O acerto da ANVISA ao conduzir a regulação da cannabis medicinal no Brasil e a necessidade de ação
O país tem uma boa regulamentação para o acesso à cannabis medicinal, mas com grandes oportunidades de aprimoramento
Publicada em 23/10/2024
Por Joaquim Castro
Pode ser desconhecido para muitos, mas o Brasil possui um dos sistemas de acesso à cannabis medicinal mais bem regulados e funcionais no mundo. Evidentemente com imensas oportunidades de melhoria. A ANVISA foi muito feliz quando, ao mesmo tempo, previu o acesso à produtos vendidos em farmácias, bem como respeitou a responsabilidade e liberdade médica e a do paciente ao permitir que ambos, em comum e livre acordo, possam avaliar o acesso a uma completa gama de produtos inovadores à base de cannabis disponíveis mundo afora.
Falamos aqui da Resolução de Diretoria Colegiada da ANVISA (“RDC”) 327/2022, que regula como um produto pode estar nas farmácias brasileiras, e da RDC 660/2019, a qual regula como o médico pode prescrever e o paciente adquirir produtos disponíveis no mundo.
Estima-se que mais de 400 mil pacientes já importaram produtos à base de cannabis no Brasil. Em número menor, mas relevante, há quem adquiriu diretamente de farmácias ou de associações.
Ao dar a oportunidade para centenas de milhares de brasileiros adquirirem produtos de cannabis importados, a ANVISA criou um experimento social e gerou evidências úteis para sua evolução regulatória no tema cannabis. Ainda que o tenha feito não intencionalmente.
É a RDC 660 que expandiu, e ainda expande, a base de pacientes beneficiados pela cannabis medicinal. É graças a ela que os médicos que se dedicam ao tema conseguem empregar uma ampla gama de formulações com distintos canabinoides e que geram melhoria na qualidade de vida do paciente. Formulações que não estão disponíveis nas farmácias nacionais. A RDC 660 mantém os médicos brasileiros com acesso ao fino do arsenal terapêutico disponível no mundo em termos de produtos à base de cannabis. E produtos de altíssima qualidade.
Se olharmos os dados extraídos desse experimento social, passados quase 10 anos desde seu início com a RDC 17/2005, o saldo é amplamente positivo para as famílias e pacientes brasileiros. É zero, ou ao menos desconhecido, qualquer risco à saúde pública que tenha se materializado devido à compra de produtos oriundos da 660. E estamos falando de milhares de pacientes utilizando esses produtos. Muitos com longo histórico. Ou seja, o tamanho amostral desse experimento é gigante e os riscos mostraram-se irrisórios com uma grande confiança estatística.

■ **Dados**:
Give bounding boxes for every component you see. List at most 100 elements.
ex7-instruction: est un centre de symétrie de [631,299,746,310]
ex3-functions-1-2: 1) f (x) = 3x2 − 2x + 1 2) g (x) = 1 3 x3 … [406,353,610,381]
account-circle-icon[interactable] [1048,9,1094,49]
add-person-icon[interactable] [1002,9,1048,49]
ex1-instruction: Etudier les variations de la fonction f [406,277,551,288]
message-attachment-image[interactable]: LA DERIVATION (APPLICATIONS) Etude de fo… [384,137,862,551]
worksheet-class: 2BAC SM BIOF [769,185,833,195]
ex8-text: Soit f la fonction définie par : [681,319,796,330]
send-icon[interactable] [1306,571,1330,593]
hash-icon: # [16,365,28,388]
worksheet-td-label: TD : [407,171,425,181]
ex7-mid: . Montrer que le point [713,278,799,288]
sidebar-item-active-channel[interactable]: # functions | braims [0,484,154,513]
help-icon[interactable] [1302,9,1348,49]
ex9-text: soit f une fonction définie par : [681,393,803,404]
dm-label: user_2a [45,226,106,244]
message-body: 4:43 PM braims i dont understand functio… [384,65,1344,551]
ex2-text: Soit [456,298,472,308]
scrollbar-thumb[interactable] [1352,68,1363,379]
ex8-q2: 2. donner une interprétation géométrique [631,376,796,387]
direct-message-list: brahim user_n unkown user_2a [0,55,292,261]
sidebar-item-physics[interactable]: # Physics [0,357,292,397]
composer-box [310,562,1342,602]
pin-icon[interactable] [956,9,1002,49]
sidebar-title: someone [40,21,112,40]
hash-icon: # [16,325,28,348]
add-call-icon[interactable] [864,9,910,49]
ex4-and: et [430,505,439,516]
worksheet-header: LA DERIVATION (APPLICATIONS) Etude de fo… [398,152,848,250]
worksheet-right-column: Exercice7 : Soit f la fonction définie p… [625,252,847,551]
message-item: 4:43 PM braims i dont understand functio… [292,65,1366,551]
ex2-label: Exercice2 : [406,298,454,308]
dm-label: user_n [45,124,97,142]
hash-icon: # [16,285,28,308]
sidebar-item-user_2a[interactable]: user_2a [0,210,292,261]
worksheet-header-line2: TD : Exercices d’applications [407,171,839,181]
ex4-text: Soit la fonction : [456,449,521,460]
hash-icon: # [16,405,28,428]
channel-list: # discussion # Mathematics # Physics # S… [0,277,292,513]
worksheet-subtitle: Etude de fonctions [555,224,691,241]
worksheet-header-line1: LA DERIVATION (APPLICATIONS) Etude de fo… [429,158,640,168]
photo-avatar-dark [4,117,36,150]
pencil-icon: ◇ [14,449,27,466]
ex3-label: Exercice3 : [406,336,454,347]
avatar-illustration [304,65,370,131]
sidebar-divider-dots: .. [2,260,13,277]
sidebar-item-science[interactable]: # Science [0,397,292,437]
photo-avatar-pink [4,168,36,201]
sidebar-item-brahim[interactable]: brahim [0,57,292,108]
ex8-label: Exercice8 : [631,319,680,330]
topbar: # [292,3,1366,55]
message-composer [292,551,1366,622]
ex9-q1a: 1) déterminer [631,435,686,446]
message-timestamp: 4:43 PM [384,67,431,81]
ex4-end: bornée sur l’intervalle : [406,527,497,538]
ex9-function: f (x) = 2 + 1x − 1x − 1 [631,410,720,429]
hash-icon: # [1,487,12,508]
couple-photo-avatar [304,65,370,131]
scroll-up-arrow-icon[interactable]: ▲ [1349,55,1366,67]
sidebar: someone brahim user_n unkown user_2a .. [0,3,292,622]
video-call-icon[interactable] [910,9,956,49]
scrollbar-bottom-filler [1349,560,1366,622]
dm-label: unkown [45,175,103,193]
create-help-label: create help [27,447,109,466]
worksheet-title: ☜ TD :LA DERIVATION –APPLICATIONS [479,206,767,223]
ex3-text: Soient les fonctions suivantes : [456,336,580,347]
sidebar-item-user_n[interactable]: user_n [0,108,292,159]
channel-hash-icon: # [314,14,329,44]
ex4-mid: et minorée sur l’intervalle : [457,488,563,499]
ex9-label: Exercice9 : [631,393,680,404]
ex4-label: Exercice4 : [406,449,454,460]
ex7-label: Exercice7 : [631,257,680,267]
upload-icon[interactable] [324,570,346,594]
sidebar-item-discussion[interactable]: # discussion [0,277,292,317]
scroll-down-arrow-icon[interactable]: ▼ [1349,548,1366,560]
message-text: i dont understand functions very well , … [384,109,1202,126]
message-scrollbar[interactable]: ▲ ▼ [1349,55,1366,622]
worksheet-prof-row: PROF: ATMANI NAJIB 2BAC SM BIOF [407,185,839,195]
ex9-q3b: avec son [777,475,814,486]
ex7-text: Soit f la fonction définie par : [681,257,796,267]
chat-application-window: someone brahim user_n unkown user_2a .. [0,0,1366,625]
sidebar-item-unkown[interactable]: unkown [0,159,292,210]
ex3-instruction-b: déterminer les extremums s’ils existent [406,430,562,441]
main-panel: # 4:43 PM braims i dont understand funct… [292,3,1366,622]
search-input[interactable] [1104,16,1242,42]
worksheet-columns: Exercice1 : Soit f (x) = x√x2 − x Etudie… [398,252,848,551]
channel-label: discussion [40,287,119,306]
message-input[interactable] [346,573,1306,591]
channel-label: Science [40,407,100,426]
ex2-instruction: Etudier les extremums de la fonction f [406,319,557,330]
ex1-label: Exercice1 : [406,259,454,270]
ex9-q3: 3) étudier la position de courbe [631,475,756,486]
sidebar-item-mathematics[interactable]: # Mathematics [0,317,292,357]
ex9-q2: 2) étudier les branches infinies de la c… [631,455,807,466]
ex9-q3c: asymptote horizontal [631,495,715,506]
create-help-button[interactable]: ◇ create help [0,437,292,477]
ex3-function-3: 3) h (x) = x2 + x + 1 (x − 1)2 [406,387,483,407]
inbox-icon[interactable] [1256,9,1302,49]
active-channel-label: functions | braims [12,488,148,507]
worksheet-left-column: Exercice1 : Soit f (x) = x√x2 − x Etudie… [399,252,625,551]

■ **Tarefa**:
Dê continuidade ao artigo sobre a regulação da cannabis medicinal pela ANVISA, partindo da última frase apresentada.

■ **Espaço para resposta**:
Entretanto, parece que já passou da hora da ANVISA rever a RDC 660 para incluir parâmetros mínimos quanto à exigência de qualidade na manufatura dos produtos importados. Com o crescimento do mercado novos players foram atraídos e os riscos podem aumentar. Sendo importante uma atuação regulatória. Hoje, estima-se que já entraram no Brasil mais de 400 marcas distintas. É justa a crítica de quem defende que a ANVISA poderia elevar a régua e elevar sua diligência ao aprovar novas marcas. Em fato já o vem fazendo, porém ainda timidamente e de forma ainda não totalmente transparente.
A ampla quantidade de produtos acessíveis via importação permite que o regulador possa estabelecer padrões de exigência de controle de qualidade ao produto importado sem colocar em risco a saúde e bem-estar de milhares de pacientes. Não há qualquer demanda do paciente e do médico por uma tutela do Estado que ao final tirará a exitosa liberdade de escolha técnica feita no consultório. A RDC 660 criou o esboço de uma indústria de cannabis nacional no Brasil.
A RDC 660 trouxe qualidade de vida para milhares de pacientes. Foi graças à identificação de demanda originada na 660 que diversos players hoje estão na 327. A 660 respeita a liberdade do médico e paciente. O modelo atual é exitoso e precisa de apenas ajustes finos.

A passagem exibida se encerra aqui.